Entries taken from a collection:
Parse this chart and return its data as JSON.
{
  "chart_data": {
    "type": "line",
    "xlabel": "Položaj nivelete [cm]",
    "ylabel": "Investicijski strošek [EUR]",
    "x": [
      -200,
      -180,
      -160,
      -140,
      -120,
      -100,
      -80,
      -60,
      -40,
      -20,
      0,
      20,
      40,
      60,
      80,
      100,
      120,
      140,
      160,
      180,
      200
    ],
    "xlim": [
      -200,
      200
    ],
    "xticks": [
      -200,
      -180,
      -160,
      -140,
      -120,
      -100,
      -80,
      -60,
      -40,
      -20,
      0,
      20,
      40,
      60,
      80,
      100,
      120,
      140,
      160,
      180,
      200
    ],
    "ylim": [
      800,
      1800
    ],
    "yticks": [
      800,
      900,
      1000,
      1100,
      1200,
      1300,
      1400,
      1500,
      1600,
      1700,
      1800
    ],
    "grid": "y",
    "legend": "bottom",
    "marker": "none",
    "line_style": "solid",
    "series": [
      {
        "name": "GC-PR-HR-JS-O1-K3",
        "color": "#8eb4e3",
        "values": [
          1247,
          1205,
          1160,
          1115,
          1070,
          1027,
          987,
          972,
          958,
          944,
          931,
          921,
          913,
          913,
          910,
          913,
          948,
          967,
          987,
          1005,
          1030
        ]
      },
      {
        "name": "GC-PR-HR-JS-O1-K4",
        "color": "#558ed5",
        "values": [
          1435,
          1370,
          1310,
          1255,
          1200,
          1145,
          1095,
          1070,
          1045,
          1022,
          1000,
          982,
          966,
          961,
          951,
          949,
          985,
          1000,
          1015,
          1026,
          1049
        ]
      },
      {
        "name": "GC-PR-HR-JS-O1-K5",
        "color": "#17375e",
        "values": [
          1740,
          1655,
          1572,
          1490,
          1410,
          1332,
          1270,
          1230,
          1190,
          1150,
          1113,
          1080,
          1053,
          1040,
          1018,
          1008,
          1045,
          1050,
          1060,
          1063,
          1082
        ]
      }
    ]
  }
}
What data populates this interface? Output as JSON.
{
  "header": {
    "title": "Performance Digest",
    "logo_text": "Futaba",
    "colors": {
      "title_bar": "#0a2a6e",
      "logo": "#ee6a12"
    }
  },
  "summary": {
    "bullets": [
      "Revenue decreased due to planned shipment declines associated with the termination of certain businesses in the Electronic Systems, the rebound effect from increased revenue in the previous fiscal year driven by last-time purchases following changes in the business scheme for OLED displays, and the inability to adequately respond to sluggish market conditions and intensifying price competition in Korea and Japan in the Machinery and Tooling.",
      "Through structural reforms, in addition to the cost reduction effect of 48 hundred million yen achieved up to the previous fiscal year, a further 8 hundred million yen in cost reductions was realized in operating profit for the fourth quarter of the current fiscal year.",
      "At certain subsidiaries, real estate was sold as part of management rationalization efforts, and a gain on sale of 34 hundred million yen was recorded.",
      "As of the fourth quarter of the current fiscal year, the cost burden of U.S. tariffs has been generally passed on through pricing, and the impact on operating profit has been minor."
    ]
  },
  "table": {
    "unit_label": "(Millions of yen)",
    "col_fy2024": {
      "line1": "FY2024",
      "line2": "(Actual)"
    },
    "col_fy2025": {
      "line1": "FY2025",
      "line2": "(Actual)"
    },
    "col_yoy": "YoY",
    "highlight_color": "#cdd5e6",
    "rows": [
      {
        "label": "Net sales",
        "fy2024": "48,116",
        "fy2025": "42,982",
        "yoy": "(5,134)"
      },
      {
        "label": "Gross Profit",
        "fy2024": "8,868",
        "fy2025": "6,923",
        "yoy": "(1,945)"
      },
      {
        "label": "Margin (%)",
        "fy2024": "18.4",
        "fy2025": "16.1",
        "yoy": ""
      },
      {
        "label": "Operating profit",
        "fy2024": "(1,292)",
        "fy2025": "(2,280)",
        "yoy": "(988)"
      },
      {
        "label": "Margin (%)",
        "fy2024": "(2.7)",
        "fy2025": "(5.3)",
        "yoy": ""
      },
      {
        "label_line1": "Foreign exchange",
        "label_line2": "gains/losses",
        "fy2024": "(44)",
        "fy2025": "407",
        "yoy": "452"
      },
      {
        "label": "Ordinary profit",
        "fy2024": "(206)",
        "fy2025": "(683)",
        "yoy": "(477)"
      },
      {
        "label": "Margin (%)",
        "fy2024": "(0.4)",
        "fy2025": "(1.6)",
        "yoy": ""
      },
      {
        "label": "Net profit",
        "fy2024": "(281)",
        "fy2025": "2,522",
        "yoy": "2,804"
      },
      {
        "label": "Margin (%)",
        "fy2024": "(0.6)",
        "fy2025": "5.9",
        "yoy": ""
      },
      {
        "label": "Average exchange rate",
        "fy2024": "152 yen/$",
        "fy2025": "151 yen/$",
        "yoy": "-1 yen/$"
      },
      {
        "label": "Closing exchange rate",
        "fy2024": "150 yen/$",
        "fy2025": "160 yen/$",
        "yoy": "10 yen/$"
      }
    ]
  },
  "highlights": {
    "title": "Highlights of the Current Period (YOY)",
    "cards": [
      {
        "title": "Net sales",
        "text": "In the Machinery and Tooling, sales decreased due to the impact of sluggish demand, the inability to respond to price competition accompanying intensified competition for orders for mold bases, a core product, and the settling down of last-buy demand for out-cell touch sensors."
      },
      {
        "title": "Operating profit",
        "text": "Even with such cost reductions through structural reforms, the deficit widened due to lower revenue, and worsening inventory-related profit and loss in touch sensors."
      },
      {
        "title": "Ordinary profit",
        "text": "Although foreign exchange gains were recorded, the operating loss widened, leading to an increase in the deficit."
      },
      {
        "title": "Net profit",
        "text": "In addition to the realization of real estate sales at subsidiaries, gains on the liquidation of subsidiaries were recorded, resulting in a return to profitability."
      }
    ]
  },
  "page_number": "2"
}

YOUR OBJECTIVE: Transcribe every entry exactly.

FINAL ANSWER:
Parse this chart and return its data as JSON.
{
  "chart_data": {
    "type": "line",
    "xlabel": "Položaj nivelete [cm]",
    "ylabel": "Investicijski strošek [EUR]",
    "x": [
      -200,
      -180,
      -160,
      -140,
      -120,
      -100,
      -80,
      -60,
      -40,
      -20,
      0,
      20,
      40,
      60,
      80,
      100,
      120,
      140,
      160,
      180,
      200
    ],
    "xlim": [
      -200,
      200
    ],
    "xticks": [
      -200,
      -180,
      -160,
      -140,
      -120,
      -100,
      -80,
      -60,
      -40,
      -20,
      0,
      20,
      40,
      60,
      80,
      100,
      120,
      140,
      160,
      180,
      200
    ],
    "ylim": [
      800,
      1800
    ],
    "yticks": [
      800,
      900,
      1000,
      1100,
      1200,
      1300,
      1400,
      1500,
      1600,
      1700,
      1800
    ],
    "grid": "y",
    "legend": "bottom",
    "marker": "none",
    "line_style": "solid",
    "series": [
      {
        "name": "GC-PR-HR-JS-O1-K3",
        "color": "#8eb4e3",
        "values": [
          1247,
          1205,
          1160,
          1115,
          1070,
          1027,
          987,
          972,
          958,
          944,
          931,
          921,
          913,
          913,
          910,
          913,
          948,
          967,
          987,
          1005,
          1030
        ]
      },
      {
        "name": "GC-PR-HR-JS-O1-K4",
        "color": "#558ed5",
        "values": [
          1435,
          1370,
          1310,
          1255,
          1200,
          1145,
          1095,
          1070,
          1045,
          1022,
          1000,
          982,
          966,
          961,
          951,
          949,
          985,
          1000,
          1015,
          1026,
          1049
        ]
      },
      {
        "name": "GC-PR-HR-JS-O1-K5",
        "color": "#17375e",
        "values": [
          1740,
          1655,
          1572,
          1490,
          1410,
          1332,
          1270,
          1230,
          1190,
          1150,
          1113,
          1080,
          1053,
          1040,
          1018,
          1008,
          1045,
          1050,
          1060,
          1063,
          1082
        ]
      }
    ]
  }
}
What data populates this interface? Output as JSON.
{
  "header": {
    "title": "Performance Digest",
    "logo_text": "Futaba",
    "colors": {
      "title_bar": "#0a2a6e",
      "logo": "#ee6a12"
    }
  },
  "summary": {
    "bullets": [
      "Revenue decreased due to planned shipment declines associated with the termination of certain businesses in the Electronic Systems, the rebound effect from increased revenue in the previous fiscal year driven by last-time purchases following changes in the business scheme for OLED displays, and the inability to adequately respond to sluggish market conditions and intensifying price competition in Korea and Japan in the Machinery and Tooling.",
      "Through structural reforms, in addition to the cost reduction effect of 48 hundred million yen achieved up to the previous fiscal year, a further 8 hundred million yen in cost reductions was realized in operating profit for the fourth quarter of the current fiscal year.",
      "At certain subsidiaries, real estate was sold as part of management rationalization efforts, and a gain on sale of 34 hundred million yen was recorded.",
      "As of the fourth quarter of the current fiscal year, the cost burden of U.S. tariffs has been generally passed on through pricing, and the impact on operating profit has been minor."
    ]
  },
  "table": {
    "unit_label": "(Millions of yen)",
    "col_fy2024": {
      "line1": "FY2024",
      "line2": "(Actual)"
    },
    "col_fy2025": {
      "line1": "FY2025",
      "line2": "(Actual)"
    },
    "col_yoy": "YoY",
    "highlight_color": "#cdd5e6",
    "rows": [
      {
        "label": "Net sales",
        "fy2024": "48,116",
        "fy2025": "42,982",
        "yoy": "(5,134)"
      },
      {
        "label": "Gross Profit",
        "fy2024": "8,868",
        "fy2025": "6,923",
        "yoy": "(1,945)"
      },
      {
        "label": "Margin (%)",
        "fy2024": "18.4",
        "fy2025": "16.1",
        "yoy": ""
      },
      {
        "label": "Operating profit",
        "fy2024": "(1,292)",
        "fy2025": "(2,280)",
        "yoy": "(988)"
      },
      {
        "label": "Margin (%)",
        "fy2024": "(2.7)",
        "fy2025": "(5.3)",
        "yoy": ""
      },
      {
        "label_line1": "Foreign exchange",
        "label_line2": "gains/losses",
        "fy2024": "(44)",
        "fy2025": "407",
        "yoy": "452"
      },
      {
        "label": "Ordinary profit",
        "fy2024": "(206)",
        "fy2025": "(683)",
        "yoy": "(477)"
      },
      {
        "label": "Margin (%)",
        "fy2024": "(0.4)",
        "fy2025": "(1.6)",
        "yoy": ""
      },
      {
        "label": "Net profit",
        "fy2024": "(281)",
        "fy2025": "2,522",
        "yoy": "2,804"
      },
      {
        "label": "Margin (%)",
        "fy2024": "(0.6)",
        "fy2025": "5.9",
        "yoy": ""
      },
      {
        "label": "Average exchange rate",
        "fy2024": "152 yen/$",
        "fy2025": "151 yen/$",
        "yoy": "-1 yen/$"
      },
      {
        "label": "Closing exchange rate",
        "fy2024": "150 yen/$",
        "fy2025": "160 yen/$",
        "yoy": "10 yen/$"
      }
    ]
  },
  "highlights": {
    "title": "Highlights of the Current Period (YOY)",
    "cards": [
      {
        "title": "Net sales",
        "text": "In the Machinery and Tooling, sales decreased due to the impact of sluggish demand, the inability to respond to price competition accompanying intensified competition for orders for mold bases, a core product, and the settling down of last-buy demand for out-cell touch sensors."
      },
      {
        "title": "Operating profit",
        "text": "Even with such cost reductions through structural reforms, the deficit widened due to lower revenue, and worsening inventory-related profit and loss in touch sensors."
      },
      {
        "title": "Ordinary profit",
        "text": "Although foreign exchange gains were recorded, the operating loss widened, leading to an increase in the deficit."
      },
      {
        "title": "Net profit",
        "text": "In addition to the realization of real estate sales at subsidiaries, gains on the liquidation of subsidiaries were recorded, resulting in a return to profitability."
      }
    ]
  },
  "page_number": "2"
}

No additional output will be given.